:: STORED RECORDS
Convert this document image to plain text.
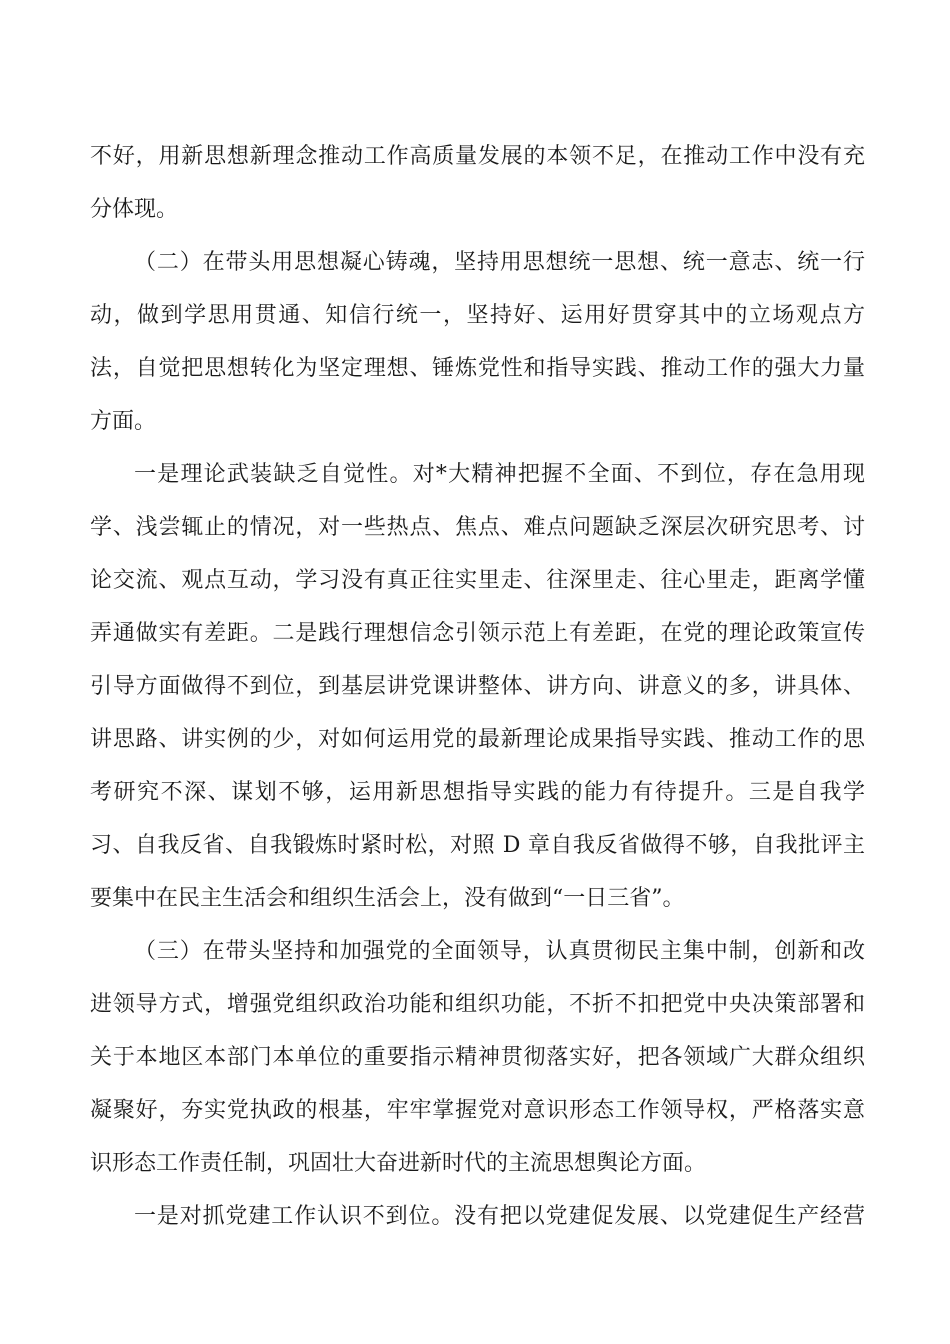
不好，用新思想新理念推动工作高质量发展的本领不足，在推动工作中没有充
分体现。
（二）在带头用思想凝心铸魂，坚持用思想统一思想、统一意志、统一行
动，做到学思用贯通、知信行统一，坚持好、运用好贯穿其中的立场观点方
法，自觉把思想转化为坚定理想、锤炼党性和指导实践、推动工作的强大力量
方面。
一是理论武装缺乏自觉性。对*大精神把握不全面、不到位，存在急用现
学、浅尝辄止的情况，对一些热点、焦点、难点问题缺乏深层次研究思考、讨
论交流、观点互动，学习没有真正往实里走、往深里走、往心里走，距离学懂
弄通做实有差距。二是践行理想信念引领示范上有差距，在党的理论政策宣传
引导方面做得不到位，到基层讲党课讲整体、讲方向、讲意义的多，讲具体、
讲思路、讲实例的少，对如何运用党的最新理论成果指导实践、推动工作的思
考研究不深、谋划不够，运用新思想指导实践的能力有待提升。三是自我学
习、自我反省、自我锻炼时紧时松，对照 D 章自我反省做得不够，自我批评主
要集中在民主生活会和组织生活会上，没有做到“一日三省”。
（三）在带头坚持和加强党的全面领导，认真贯彻民主集中制，创新和改
进领导方式，增强党组织政治功能和组织功能，不折不扣把党中央决策部署和
关于本地区本部门本单位的重要指示精神贯彻落实好，把各领域广大群众组织
凝聚好，夯实党执政的根基，牢牢掌握党对意识形态工作领导权，严格落实意
识形态工作责任制，巩固壮大奋进新时代的主流思想舆论方面。
一是对抓党建工作认识不到位。没有把以党建促发展、以党建促生产经营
::::
Output an exact copy of the material, with the pictures removed.

Convert this document image to plain text.
不好，用新思想新理念推动工作高质量发展的本领不足，在推动工作中没有充
分体现。
（二）在带头用思想凝心铸魂，坚持用思想统一思想、统一意志、统一行
动，做到学思用贯通、知信行统一，坚持好、运用好贯穿其中的立场观点方
法，自觉把思想转化为坚定理想、锤炼党性和指导实践、推动工作的强大力量
方面。
一是理论武装缺乏自觉性。对*大精神把握不全面、不到位，存在急用现
学、浅尝辄止的情况，对一些热点、焦点、难点问题缺乏深层次研究思考、讨
论交流、观点互动，学习没有真正往实里走、往深里走、往心里走，距离学懂
弄通做实有差距。二是践行理想信念引领示范上有差距，在党的理论政策宣传
引导方面做得不到位，到基层讲党课讲整体、讲方向、讲意义的多，讲具体、
讲思路、讲实例的少，对如何运用党的最新理论成果指导实践、推动工作的思
考研究不深、谋划不够，运用新思想指导实践的能力有待提升。三是自我学
习、自我反省、自我锻炼时紧时松，对照 D 章自我反省做得不够，自我批评主
要集中在民主生活会和组织生活会上，没有做到“一日三省”。
（三）在带头坚持和加强党的全面领导，认真贯彻民主集中制，创新和改
进领导方式，增强党组织政治功能和组织功能，不折不扣把党中央决策部署和
关于本地区本部门本单位的重要指示精神贯彻落实好，把各领域广大群众组织
凝聚好，夯实党执政的根基，牢牢掌握党对意识形态工作领导权，严格落实意
识形态工作责任制，巩固壮大奋进新时代的主流思想舆论方面。
一是对抓党建工作认识不到位。没有把以党建促发展、以党建促生产经营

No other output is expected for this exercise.